▶ Input material:
----

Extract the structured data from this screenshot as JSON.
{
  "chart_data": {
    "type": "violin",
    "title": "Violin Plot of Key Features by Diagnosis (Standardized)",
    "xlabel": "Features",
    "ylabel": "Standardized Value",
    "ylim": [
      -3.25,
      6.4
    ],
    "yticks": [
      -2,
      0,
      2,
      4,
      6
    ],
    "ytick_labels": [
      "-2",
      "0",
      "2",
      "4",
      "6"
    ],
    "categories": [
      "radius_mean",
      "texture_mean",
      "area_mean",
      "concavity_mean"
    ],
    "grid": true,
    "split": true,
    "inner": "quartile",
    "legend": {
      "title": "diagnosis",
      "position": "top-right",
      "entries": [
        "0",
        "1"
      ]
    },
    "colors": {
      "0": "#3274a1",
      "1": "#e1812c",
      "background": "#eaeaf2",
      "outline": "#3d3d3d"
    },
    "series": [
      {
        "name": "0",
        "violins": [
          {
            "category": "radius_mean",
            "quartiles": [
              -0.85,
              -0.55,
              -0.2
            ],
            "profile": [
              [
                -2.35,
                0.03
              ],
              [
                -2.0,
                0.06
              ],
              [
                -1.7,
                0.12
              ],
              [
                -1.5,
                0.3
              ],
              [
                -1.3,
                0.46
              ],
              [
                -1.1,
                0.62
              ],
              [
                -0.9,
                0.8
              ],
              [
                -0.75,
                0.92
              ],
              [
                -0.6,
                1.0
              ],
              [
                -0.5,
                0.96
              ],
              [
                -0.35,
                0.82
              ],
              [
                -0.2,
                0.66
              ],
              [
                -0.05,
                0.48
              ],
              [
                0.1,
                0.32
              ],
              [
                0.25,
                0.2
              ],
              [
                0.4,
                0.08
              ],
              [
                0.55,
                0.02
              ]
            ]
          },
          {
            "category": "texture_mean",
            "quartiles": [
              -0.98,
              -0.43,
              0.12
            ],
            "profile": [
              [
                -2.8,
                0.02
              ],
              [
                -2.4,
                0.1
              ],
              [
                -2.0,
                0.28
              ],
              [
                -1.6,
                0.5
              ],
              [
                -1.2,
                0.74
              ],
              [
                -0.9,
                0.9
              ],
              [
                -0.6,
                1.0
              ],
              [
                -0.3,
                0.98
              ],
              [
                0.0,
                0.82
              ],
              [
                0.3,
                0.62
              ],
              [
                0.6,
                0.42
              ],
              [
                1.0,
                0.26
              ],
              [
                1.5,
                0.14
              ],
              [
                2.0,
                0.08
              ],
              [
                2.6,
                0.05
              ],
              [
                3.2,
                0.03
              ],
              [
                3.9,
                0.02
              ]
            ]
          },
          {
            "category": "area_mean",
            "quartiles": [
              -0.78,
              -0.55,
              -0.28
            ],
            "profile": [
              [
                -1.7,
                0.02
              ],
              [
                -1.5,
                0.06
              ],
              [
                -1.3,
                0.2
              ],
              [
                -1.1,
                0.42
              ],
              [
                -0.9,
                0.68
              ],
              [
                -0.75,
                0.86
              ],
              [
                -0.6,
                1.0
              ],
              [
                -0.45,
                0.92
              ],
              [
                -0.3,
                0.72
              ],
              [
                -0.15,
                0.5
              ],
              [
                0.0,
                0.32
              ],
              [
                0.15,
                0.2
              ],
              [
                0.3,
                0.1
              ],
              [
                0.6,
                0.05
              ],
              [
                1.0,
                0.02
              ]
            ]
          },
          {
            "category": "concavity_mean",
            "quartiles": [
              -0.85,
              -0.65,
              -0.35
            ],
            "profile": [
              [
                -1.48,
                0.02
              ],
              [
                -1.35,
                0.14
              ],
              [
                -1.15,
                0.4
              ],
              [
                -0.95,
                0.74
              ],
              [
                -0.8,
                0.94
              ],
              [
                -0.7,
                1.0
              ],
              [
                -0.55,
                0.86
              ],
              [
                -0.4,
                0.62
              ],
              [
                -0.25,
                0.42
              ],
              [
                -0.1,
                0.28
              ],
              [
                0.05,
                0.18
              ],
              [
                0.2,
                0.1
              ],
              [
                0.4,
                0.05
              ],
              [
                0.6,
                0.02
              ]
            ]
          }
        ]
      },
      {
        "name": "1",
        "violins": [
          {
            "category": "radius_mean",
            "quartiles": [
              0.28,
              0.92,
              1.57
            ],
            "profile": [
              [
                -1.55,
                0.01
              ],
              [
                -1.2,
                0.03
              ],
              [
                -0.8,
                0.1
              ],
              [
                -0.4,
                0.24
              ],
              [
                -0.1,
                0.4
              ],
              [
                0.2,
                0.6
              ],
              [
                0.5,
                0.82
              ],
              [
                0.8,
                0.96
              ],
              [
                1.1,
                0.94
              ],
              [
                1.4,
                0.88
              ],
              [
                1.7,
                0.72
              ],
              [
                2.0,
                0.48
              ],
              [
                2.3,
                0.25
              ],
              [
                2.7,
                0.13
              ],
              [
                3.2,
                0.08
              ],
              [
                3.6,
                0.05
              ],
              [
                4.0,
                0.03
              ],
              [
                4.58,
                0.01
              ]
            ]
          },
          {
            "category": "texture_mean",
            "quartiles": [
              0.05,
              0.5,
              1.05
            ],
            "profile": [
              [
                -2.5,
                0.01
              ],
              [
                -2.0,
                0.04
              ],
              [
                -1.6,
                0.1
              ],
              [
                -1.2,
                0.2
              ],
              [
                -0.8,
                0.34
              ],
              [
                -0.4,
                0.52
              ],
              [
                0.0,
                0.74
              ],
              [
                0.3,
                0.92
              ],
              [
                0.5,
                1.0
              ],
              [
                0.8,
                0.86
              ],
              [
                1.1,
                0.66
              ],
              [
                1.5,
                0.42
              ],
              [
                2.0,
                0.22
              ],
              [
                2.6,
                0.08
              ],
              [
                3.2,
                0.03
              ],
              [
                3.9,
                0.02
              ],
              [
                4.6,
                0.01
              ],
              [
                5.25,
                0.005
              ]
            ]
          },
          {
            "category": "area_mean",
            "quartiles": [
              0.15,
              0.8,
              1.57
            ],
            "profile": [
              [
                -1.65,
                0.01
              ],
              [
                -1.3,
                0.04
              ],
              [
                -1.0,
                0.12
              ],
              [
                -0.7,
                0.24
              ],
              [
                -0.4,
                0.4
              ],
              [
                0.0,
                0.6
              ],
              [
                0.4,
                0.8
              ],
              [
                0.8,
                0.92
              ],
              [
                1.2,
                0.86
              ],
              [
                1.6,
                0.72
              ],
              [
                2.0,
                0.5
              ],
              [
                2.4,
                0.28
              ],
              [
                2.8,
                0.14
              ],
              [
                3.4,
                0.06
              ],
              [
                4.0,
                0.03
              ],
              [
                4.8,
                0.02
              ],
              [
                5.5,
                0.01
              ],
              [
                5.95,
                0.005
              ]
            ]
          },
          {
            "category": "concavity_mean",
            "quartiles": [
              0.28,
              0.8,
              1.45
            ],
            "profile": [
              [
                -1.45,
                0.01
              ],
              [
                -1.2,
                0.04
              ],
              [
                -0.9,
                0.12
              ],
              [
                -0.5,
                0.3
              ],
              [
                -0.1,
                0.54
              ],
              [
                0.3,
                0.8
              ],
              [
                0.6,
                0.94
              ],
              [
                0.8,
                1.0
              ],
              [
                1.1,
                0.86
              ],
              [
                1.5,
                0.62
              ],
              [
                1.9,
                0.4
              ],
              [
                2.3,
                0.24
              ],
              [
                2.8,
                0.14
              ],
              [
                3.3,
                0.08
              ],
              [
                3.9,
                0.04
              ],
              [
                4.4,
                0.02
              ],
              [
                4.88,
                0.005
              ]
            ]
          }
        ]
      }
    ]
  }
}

----

▶ Stated goal: Produce an exact copy of all the records.

▶ Task solution:
Extract the structured data from this screenshot as JSON.
{
  "chart_data": {
    "type": "violin",
    "title": "Violin Plot of Key Features by Diagnosis (Standardized)",
    "xlabel": "Features",
    "ylabel": "Standardized Value",
    "ylim": [
      -3.25,
      6.4
    ],
    "yticks": [
      -2,
      0,
      2,
      4,
      6
    ],
    "ytick_labels": [
      "-2",
      "0",
      "2",
      "4",
      "6"
    ],
    "categories": [
      "radius_mean",
      "texture_mean",
      "area_mean",
      "concavity_mean"
    ],
    "grid": true,
    "split": true,
    "inner": "quartile",
    "legend": {
      "title": "diagnosis",
      "position": "top-right",
      "entries": [
        "0",
        "1"
      ]
    },
    "colors": {
      "0": "#3274a1",
      "1": "#e1812c",
      "background": "#eaeaf2",
      "outline": "#3d3d3d"
    },
    "series": [
      {
        "name": "0",
        "violins": [
          {
            "category": "radius_mean",
            "quartiles": [
              -0.85,
              -0.55,
              -0.2
            ],
            "profile": [
              [
                -2.35,
                0.03
              ],
              [
                -2.0,
                0.06
              ],
              [
                -1.7,
                0.12
              ],
              [
                -1.5,
                0.3
              ],
              [
                -1.3,
                0.46
              ],
              [
                -1.1,
                0.62
              ],
              [
                -0.9,
                0.8
              ],
              [
                -0.75,
                0.92
              ],
              [
                -0.6,
                1.0
              ],
              [
                -0.5,
                0.96
              ],
              [
                -0.35,
                0.82
              ],
              [
                -0.2,
                0.66
              ],
              [
                -0.05,
                0.48
              ],
              [
                0.1,
                0.32
              ],
              [
                0.25,
                0.2
              ],
              [
                0.4,
                0.08
              ],
              [
                0.55,
                0.02
              ]
            ]
          },
          {
            "category": "texture_mean",
            "quartiles": [
              -0.98,
              -0.43,
              0.12
            ],
            "profile": [
              [
                -2.8,
                0.02
              ],
              [
                -2.4,
                0.1
              ],
              [
                -2.0,
                0.28
              ],
              [
                -1.6,
                0.5
              ],
              [
                -1.2,
                0.74
              ],
              [
                -0.9,
                0.9
              ],
              [
                -0.6,
                1.0
              ],
              [
                -0.3,
                0.98
              ],
              [
                0.0,
                0.82
              ],
              [
                0.3,
                0.62
              ],
              [
                0.6,
                0.42
              ],
              [
                1.0,
                0.26
              ],
              [
                1.5,
                0.14
              ],
              [
                2.0,
                0.08
              ],
              [
                2.6,
                0.05
              ],
              [
                3.2,
                0.03
              ],
              [
                3.9,
                0.02
              ]
            ]
          },
          {
            "category": "area_mean",
            "quartiles": [
              -0.78,
              -0.55,
              -0.28
            ],
            "profile": [
              [
                -1.7,
                0.02
              ],
              [
                -1.5,
                0.06
              ],
              [
                -1.3,
                0.2
              ],
              [
                -1.1,
                0.42
              ],
              [
                -0.9,
                0.68
              ],
              [
                -0.75,
                0.86
              ],
              [
                -0.6,
                1.0
              ],
              [
                -0.45,
                0.92
              ],
              [
                -0.3,
                0.72
              ],
              [
                -0.15,
                0.5
              ],
              [
                0.0,
                0.32
              ],
              [
                0.15,
                0.2
              ],
              [
                0.3,
                0.1
              ],
              [
                0.6,
                0.05
              ],
              [
                1.0,
                0.02
              ]
            ]
          },
          {
            "category": "concavity_mean",
            "quartiles": [
              -0.85,
              -0.65,
              -0.35
            ],
            "profile": [
              [
                -1.48,
                0.02
              ],
              [
                -1.35,
                0.14
              ],
              [
                -1.15,
                0.4
              ],
              [
                -0.95,
                0.74
              ],
              [
                -0.8,
                0.94
              ],
              [
                -0.7,
                1.0
              ],
              [
                -0.55,
                0.86
              ],
              [
                -0.4,
                0.62
              ],
              [
                -0.25,
                0.42
              ],
              [
                -0.1,
                0.28
              ],
              [
                0.05,
                0.18
              ],
              [
                0.2,
                0.1
              ],
              [
                0.4,
                0.05
              ],
              [
                0.6,
                0.02
              ]
            ]
          }
        ]
      },
      {
        "name": "1",
        "violins": [
          {
            "category": "radius_mean",
            "quartiles": [
              0.28,
              0.92,
              1.57
            ],
            "profile": [
              [
                -1.55,
                0.01
              ],
              [
                -1.2,
                0.03
              ],
              [
                -0.8,
                0.1
              ],
              [
                -0.4,
                0.24
              ],
              [
                -0.1,
                0.4
              ],
              [
                0.2,
                0.6
              ],
              [
                0.5,
                0.82
              ],
              [
                0.8,
                0.96
              ],
              [
                1.1,
                0.94
              ],
              [
                1.4,
                0.88
              ],
              [
                1.7,
                0.72
              ],
              [
                2.0,
                0.48
              ],
              [
                2.3,
                0.25
              ],
              [
                2.7,
                0.13
              ],
              [
                3.2,
                0.08
              ],
              [
                3.6,
                0.05
              ],
              [
                4.0,
                0.03
              ],
              [
                4.58,
                0.01
              ]
            ]
          },
          {
            "category": "texture_mean",
            "quartiles": [
              0.05,
              0.5,
              1.05
            ],
            "profile": [
              [
                -2.5,
                0.01
              ],
              [
                -2.0,
                0.04
              ],
              [
                -1.6,
                0.1
              ],
              [
                -1.2,
                0.2
              ],
              [
                -0.8,
                0.34
              ],
              [
                -0.4,
                0.52
              ],
              [
                0.0,
                0.74
              ],
              [
                0.3,
                0.92
              ],
              [
                0.5,
                1.0
              ],
              [
                0.8,
                0.86
              ],
              [
                1.1,
                0.66
              ],
              [
                1.5,
                0.42
              ],
              [
                2.0,
                0.22
              ],
              [
                2.6,
                0.08
              ],
              [
                3.2,
                0.03
              ],
              [
                3.9,
                0.02
              ],
              [
                4.6,
                0.01
              ],
              [
                5.25,
                0.005
              ]
            ]
          },
          {
            "category": "area_mean",
            "quartiles": [
              0.15,
              0.8,
              1.57
            ],
            "profile": [
              [
                -1.65,
                0.01
              ],
              [
                -1.3,
                0.04
              ],
              [
                -1.0,
                0.12
              ],
              [
                -0.7,
                0.24
              ],
              [
                -0.4,
                0.4
              ],
              [
                0.0,
                0.6
              ],
              [
                0.4,
                0.8
              ],
              [
                0.8,
                0.92
              ],
              [
                1.2,
                0.86
              ],
              [
                1.6,
                0.72
              ],
              [
                2.0,
                0.5
              ],
              [
                2.4,
                0.28
              ],
              [
                2.8,
                0.14
              ],
              [
                3.4,
                0.06
              ],
              [
                4.0,
                0.03
              ],
              [
                4.8,
                0.02
              ],
              [
                5.5,
                0.01
              ],
              [
                5.95,
                0.005
              ]
            ]
          },
          {
            "category": "concavity_mean",
            "quartiles": [
              0.28,
              0.8,
              1.45
            ],
            "profile": [
              [
                -1.45,
                0.01
              ],
              [
                -1.2,
                0.04
              ],
              [
                -0.9,
                0.12
              ],
              [
                -0.5,
                0.3
              ],
              [
                -0.1,
                0.54
              ],
              [
                0.3,
                0.8
              ],
              [
                0.6,
                0.94
              ],
              [
                0.8,
                1.0
              ],
              [
                1.1,
                0.86
              ],
              [
                1.5,
                0.62
              ],
              [
                1.9,
                0.4
              ],
              [
                2.3,
                0.24
              ],
              [
                2.8,
                0.14
              ],
              [
                3.3,
                0.08
              ],
              [
                3.9,
                0.04
              ],
              [
                4.4,
                0.02
              ],
              [
                4.88,
                0.005
              ]
            ]
          }
        ]
      }
    ]
  }
}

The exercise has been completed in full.